-- Start of DATA FOR PROCESSING --
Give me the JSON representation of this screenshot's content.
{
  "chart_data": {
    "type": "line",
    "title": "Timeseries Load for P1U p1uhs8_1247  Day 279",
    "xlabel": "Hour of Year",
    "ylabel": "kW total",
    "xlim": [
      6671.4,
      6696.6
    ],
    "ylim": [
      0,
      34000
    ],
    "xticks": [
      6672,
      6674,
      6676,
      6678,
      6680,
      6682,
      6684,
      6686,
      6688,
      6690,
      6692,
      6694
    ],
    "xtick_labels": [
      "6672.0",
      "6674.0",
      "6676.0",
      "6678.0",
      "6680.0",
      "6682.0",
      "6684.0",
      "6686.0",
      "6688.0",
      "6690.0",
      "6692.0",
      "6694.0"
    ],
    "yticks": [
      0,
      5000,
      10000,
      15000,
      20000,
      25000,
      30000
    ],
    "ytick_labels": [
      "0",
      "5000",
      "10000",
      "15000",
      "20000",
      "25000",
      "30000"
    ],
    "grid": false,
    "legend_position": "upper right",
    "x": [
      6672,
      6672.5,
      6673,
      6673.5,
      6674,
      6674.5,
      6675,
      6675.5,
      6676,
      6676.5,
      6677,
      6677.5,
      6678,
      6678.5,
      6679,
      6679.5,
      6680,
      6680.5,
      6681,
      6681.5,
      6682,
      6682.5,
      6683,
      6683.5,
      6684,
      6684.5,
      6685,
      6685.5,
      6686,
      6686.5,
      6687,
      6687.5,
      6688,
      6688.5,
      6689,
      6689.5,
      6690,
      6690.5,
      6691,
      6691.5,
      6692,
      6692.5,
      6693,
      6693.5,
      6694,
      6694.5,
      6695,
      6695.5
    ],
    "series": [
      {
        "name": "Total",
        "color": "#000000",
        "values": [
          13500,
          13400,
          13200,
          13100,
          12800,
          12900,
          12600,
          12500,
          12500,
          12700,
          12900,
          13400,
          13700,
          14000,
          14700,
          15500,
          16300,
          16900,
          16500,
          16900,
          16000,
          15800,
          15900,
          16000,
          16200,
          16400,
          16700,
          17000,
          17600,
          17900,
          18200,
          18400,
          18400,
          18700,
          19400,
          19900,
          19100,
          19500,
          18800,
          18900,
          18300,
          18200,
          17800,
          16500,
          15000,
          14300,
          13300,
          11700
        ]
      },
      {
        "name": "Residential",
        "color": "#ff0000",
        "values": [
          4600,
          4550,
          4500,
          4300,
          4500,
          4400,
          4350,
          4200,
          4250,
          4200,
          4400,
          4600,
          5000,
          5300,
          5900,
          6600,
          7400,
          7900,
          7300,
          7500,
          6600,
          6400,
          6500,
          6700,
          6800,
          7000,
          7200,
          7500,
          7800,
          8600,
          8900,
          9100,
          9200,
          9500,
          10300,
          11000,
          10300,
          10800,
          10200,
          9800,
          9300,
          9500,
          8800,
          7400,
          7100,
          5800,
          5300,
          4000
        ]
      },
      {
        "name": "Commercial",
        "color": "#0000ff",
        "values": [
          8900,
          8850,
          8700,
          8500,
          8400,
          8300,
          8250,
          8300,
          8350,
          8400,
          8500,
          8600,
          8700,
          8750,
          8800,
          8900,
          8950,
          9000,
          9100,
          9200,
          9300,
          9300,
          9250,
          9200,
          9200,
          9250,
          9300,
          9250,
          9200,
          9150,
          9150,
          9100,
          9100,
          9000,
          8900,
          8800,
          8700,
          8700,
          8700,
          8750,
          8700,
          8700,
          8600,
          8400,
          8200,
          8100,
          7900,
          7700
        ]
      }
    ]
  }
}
-- End of DATA FOR PROCESSING --
> **TASK OBJECTIVE**
Among the entries above, how many lines hold the word "name"? Reply with only that number.

> **EXPECTED OUTPUT**
3